• _WHAT IS EXPECTED_: Would you transcribe the whole listing exactly, minus its pictures?

• _RECORDS TO PROCESS_:
○ ○ ○
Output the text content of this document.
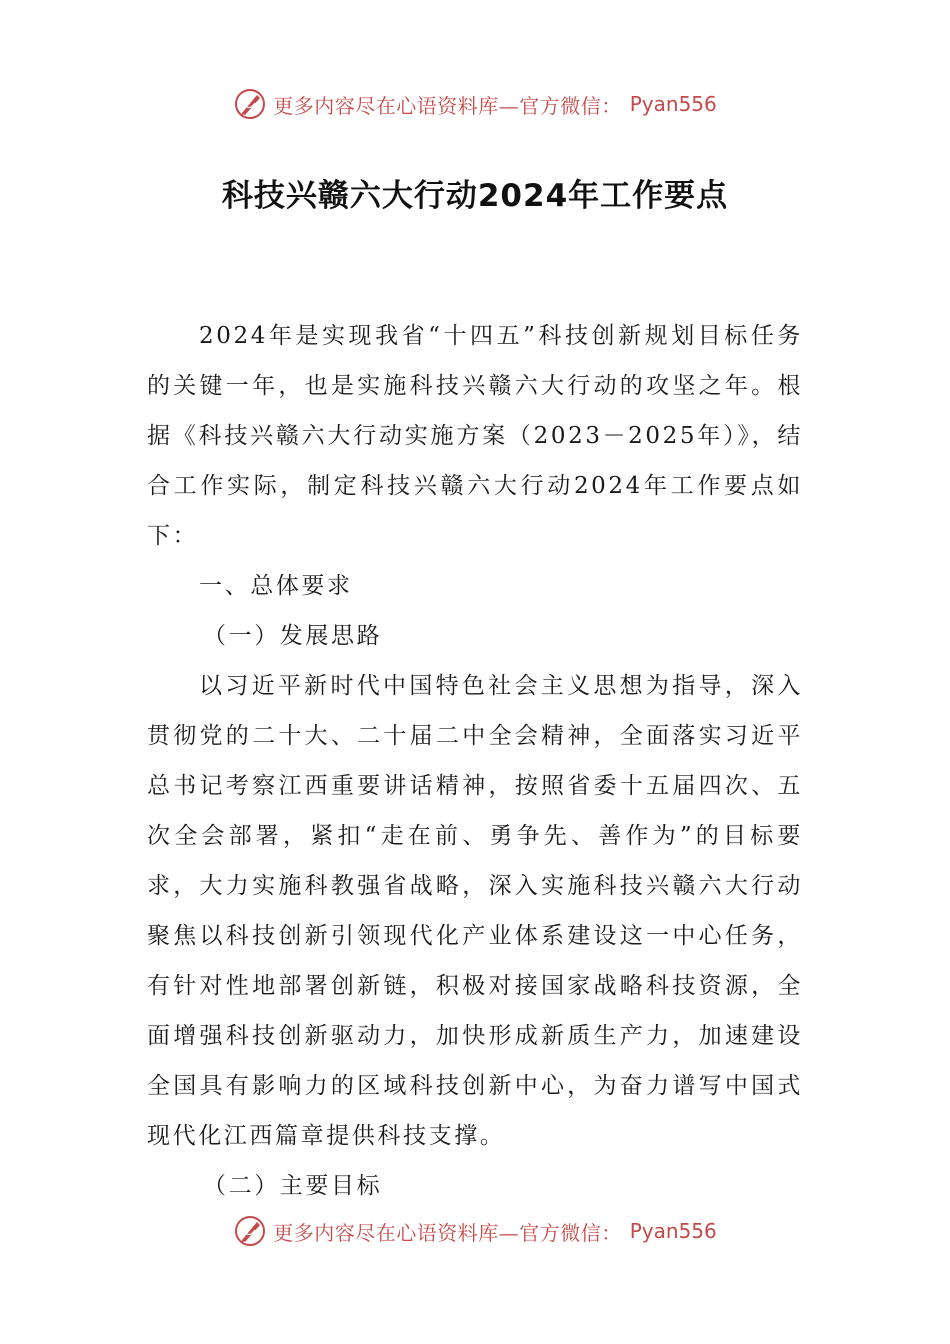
更多内容尽在心语资料库—官方微信： Pyan556
科技兴赣六大行动2024年工作要点

2024年是实现我省“十四五”科技创新规划目标任务的关键一年，也是实施科技兴赣六大行动的攻坚之年。根据《科技兴赣六大行动实施方案（2023－2025年）》，结合工作实际，制定科技兴赣六大行动2024年工作要点如下：

一、总体要求

（一）发展思路

以习近平新时代中国特色社会主义思想为指导，深入贯彻党的二十大、二十届二中全会精神，全面落实习近平总书记考察江西重要讲话精神，按照省委十五届四次、五次全会部署，紧扣“走在前、勇争先、善作为”的目标要求，大力实施科教强省战略，深入实施科技兴赣六大行动聚焦以科技创新引领现代化产业体系建设这一中心任务，有针对性地部署创新链，积极对接国家战略科技资源，全面增强科技创新驱动力，加快形成新质生产力，加速建设全国具有影响力的区域科技创新中心，为奋力谱写中国式现代化江西篇章提供科技支撑。

（二）主要目标

更多内容尽在心语资料库—官方微信： Pyan556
○ ○ ○
• _CORRECT RESULT_:
Output the text content of this document.
更多内容尽在心语资料库—官方微信： Pyan556
科技兴赣六大行动2024年工作要点

2024年是实现我省“十四五”科技创新规划目标任务的关键一年，也是实施科技兴赣六大行动的攻坚之年。根据《科技兴赣六大行动实施方案（2023－2025年）》，结合工作实际，制定科技兴赣六大行动2024年工作要点如下：

一、总体要求

（一）发展思路

以习近平新时代中国特色社会主义思想为指导，深入贯彻党的二十大、二十届二中全会精神，全面落实习近平总书记考察江西重要讲话精神，按照省委十五届四次、五次全会部署，紧扣“走在前、勇争先、善作为”的目标要求，大力实施科教强省战略，深入实施科技兴赣六大行动聚焦以科技创新引领现代化产业体系建设这一中心任务，有针对性地部署创新链，积极对接国家战略科技资源，全面增强科技创新驱动力，加快形成新质生产力，加速建设全国具有影响力的区域科技创新中心，为奋力谱写中国式现代化江西篇章提供科技支撑。

（二）主要目标

更多内容尽在心语资料库—官方微信： Pyan556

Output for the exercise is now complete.